Prompt 1 -
In the forum discussion about 8K video below, what still-image resolution can be extracted from 8K/30fps video?
Prompt 2 -
Continue the forum discussion below about extracting stills from 8K video, picking up after its last line.

Patent: A Few More Image Sensor Patents from Canon

George D. said:
neuroanatomist said:
George D. said:
There are now rumors of Panasonic fast-pacing 8k R&D with a view to introduce 8k consumer stills cameras and video in 2018 and broadcast Tokyo Olympics (2020) in 8K. Interestingly said, 33Mp stills can be extracted out of 8K/30fps video as compared to 8Mp out of 4K. Now that's a game changer.

In the context of your post – Olympic sports, fast action – how would extracting stills from 30 fps video be game changing?


George D. said:
I guess everyone will be pressing Canon for 8k to extract stills.

I rather guess not.

For example 1DX has 14fps to capture the precise moment of the runners on the finish line, this would then be achieved from extracting a single shot out of an 8k/30fps movie and at 33Mp resolution. Depth of field is also said to be manageable in post. Same convenience can be at hand during filming a wedding (in movie mode). The game changer is the 33Mp pic extraction, currently unavailable on dSLR.

As a sports shooter I have to ask:

What??
 
Upvote 0
privatebydesign said:
George D. said:
neuroanatomist said:
George D. said:
There are now rumors of Panasonic fast-pacing 8k R&D with a view to introduce 8k consumer stills cameras and video in 2018 and broadcast Tokyo Olympics (2020) in 8K. Interestingly said, 33Mp stills can be extracted out of 8K/30fps video as compared to 8Mp out of 4K. Now that's a game changer.

In the context of your post – Olympic sports, fast action – how would extracting stills from 30 fps video be game changing?


George D. said:
I guess everyone will be pressing Canon for 8k to extract stills.

I rather guess not.

For example 1DX has 14fps to capture the precise moment of the runners on the finish line, this would then be achieved from extracting a single shot out of an 8k/30fps movie and at 33Mp resolution. Depth of field is also said to be manageable in post. Same convenience can be at hand during filming a wedding (in movie mode). The game changer is the 33Mp pic extraction, currently unavailable on dSLR.

George, you are missing the shutter speed out of your equations. Video is slow at 1/50-1/100 sec per frame, sports stills need 1/500 to not get blur. The two are incompatible.

There is absolutely nothing preventing faster exposures with video. The real problem would be rolling shutter and compression. It would take either an extremely fast readout to scan an 8k image as fast as a mechanical shutter or a global shutter to avoid rolling shutter issues. And preferably some sort of raw video to avoid the heavy compression.

But I wouldnt be surprised to see mirrorless cameras use something like this to challenge the DSLRs in their last niche soon (sports / wildlife / fast action), stacked sensors should help.
 
Upvote 0
msm said:
privatebydesign said:
George D. said:
neuroanatomist said:
George D. said:
There are now rumors of Panasonic fast-pacing 8k R&D with a view to introduce 8k consumer stills cameras and video in 2018 and broadcast Tokyo Olympics (2020) in 8K. Interestingly said, 33Mp stills can be extracted out of 8K/30fps video as compared to 8Mp out of 4K. Now that's a game changer.

Element and region data:
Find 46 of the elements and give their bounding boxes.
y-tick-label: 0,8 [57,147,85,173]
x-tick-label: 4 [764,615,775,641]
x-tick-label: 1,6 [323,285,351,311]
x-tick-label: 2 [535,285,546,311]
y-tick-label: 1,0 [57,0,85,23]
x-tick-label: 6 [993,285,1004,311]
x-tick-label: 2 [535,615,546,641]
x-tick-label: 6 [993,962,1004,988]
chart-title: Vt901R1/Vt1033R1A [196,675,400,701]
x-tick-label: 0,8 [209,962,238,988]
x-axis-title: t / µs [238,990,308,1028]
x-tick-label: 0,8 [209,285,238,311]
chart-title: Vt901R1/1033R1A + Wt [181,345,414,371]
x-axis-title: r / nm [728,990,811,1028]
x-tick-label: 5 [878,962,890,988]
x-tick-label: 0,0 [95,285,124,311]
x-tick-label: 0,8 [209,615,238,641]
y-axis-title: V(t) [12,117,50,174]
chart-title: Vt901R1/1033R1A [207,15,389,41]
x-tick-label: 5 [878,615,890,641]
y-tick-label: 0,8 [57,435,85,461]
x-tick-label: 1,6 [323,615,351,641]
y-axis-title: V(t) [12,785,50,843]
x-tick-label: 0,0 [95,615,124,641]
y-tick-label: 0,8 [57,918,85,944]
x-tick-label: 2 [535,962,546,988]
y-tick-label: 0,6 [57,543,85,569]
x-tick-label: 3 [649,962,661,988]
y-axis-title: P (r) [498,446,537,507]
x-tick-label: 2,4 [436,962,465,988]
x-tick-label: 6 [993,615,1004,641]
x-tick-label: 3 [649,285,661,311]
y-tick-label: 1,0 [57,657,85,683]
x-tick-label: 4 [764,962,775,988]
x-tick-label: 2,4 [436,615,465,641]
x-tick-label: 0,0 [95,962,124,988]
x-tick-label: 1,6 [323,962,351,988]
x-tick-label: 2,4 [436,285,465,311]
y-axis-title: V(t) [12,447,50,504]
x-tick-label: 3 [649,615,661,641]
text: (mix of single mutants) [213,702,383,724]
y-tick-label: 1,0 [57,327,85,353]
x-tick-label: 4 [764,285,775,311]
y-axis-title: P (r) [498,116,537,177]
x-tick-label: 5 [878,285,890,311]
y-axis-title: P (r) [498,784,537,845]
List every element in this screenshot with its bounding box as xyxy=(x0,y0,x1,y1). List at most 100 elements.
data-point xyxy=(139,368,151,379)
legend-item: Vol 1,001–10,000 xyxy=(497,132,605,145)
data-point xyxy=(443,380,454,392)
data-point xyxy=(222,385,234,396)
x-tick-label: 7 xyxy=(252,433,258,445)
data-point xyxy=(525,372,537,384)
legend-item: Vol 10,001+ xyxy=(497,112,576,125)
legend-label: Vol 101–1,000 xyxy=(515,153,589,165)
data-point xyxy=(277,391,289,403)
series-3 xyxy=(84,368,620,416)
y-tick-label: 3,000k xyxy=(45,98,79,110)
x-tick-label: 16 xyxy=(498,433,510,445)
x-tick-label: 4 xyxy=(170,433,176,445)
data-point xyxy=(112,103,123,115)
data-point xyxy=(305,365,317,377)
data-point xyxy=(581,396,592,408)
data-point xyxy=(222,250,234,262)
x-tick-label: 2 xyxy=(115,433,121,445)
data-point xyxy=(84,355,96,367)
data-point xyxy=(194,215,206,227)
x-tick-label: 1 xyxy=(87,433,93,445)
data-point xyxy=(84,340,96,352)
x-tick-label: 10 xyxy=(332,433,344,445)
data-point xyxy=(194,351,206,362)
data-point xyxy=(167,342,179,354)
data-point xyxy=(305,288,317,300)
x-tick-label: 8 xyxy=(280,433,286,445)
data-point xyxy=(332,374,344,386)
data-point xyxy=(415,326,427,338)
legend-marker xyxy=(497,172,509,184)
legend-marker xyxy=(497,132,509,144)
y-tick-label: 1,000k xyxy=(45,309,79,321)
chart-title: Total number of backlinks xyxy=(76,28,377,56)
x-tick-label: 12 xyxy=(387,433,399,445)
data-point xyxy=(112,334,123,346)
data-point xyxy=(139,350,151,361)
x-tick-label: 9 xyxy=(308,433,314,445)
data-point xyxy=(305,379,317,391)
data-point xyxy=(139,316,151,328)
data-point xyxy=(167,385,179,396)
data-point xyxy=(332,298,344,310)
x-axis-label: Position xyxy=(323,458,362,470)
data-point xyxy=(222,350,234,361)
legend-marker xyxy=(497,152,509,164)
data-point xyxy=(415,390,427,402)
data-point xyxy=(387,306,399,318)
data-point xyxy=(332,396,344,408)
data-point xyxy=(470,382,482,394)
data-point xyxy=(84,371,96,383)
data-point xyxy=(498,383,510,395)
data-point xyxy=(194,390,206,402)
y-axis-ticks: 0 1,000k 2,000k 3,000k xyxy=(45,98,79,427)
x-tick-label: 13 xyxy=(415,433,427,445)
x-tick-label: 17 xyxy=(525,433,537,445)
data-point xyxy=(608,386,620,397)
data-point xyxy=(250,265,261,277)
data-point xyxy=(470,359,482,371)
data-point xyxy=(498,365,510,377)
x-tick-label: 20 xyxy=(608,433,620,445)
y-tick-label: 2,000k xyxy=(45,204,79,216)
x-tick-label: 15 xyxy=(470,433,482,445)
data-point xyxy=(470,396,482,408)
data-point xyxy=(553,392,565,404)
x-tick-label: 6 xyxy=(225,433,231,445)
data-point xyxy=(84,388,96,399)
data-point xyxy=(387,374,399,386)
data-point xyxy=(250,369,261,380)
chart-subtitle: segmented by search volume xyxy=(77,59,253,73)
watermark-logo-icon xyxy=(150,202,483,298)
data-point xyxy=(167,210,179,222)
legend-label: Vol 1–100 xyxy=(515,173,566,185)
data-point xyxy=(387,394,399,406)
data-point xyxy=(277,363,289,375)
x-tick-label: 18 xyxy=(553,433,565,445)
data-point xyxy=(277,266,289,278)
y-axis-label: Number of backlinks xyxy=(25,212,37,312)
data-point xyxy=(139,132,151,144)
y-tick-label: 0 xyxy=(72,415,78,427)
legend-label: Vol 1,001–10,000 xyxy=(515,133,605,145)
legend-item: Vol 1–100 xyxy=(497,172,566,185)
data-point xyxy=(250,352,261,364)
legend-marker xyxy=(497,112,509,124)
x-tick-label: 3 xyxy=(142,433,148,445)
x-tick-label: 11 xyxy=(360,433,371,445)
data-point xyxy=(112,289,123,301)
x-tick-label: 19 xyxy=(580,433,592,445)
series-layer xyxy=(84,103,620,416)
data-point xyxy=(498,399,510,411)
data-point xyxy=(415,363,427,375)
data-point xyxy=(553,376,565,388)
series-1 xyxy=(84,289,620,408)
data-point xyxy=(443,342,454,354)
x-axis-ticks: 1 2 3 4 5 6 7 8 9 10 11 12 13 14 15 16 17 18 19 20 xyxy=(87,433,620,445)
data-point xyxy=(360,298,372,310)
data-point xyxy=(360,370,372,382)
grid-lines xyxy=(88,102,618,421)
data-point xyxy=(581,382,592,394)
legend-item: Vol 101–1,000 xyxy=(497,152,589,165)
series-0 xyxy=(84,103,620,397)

Exercise answer 1 -
33Mp, compared with 8Mp from 4K.

Exercise answer 2 -
In the context of your post – Olympic sports, fast action – how would extracting stills from 30 fps video be game changing?


George D. said:
I guess everyone will be pressing Canon for 8k to extract stills.

I rather guess not.

For example 1DX has 14fps to capture the precise moment of the runners on the finish line, this would then be achieved from extracting a single shot out of an 8k/30fps movie and at 33Mp resolution. Depth of field is also said to be manageable in post. Same convenience can be at hand during filming a wedding (in movie mode). The game changer is the 33Mp pic extraction, currently unavailable on dSLR.

George, you are missing the shutter speed out of your equations. Video is slow at 1/50-1/100 sec per frame, sports stills need 1/500 to not get blur. The two are incompatible.

There is absolutely nothing preventing faster exposures with video. The real problem would be rolling shutter and compression. It would take either an extremely fast readout to scan an 8k image as fast as a mechanical shutter or a global shutter to avoid rolling shutter issues. And preferably some sort of raw video to avoid the heavy compression.

But I wouldnt be surprised to see mirrorless cameras use something like this to challenge the DSLRs in their last niche soon (sports / wildlife / fast action), stacked sensors should help.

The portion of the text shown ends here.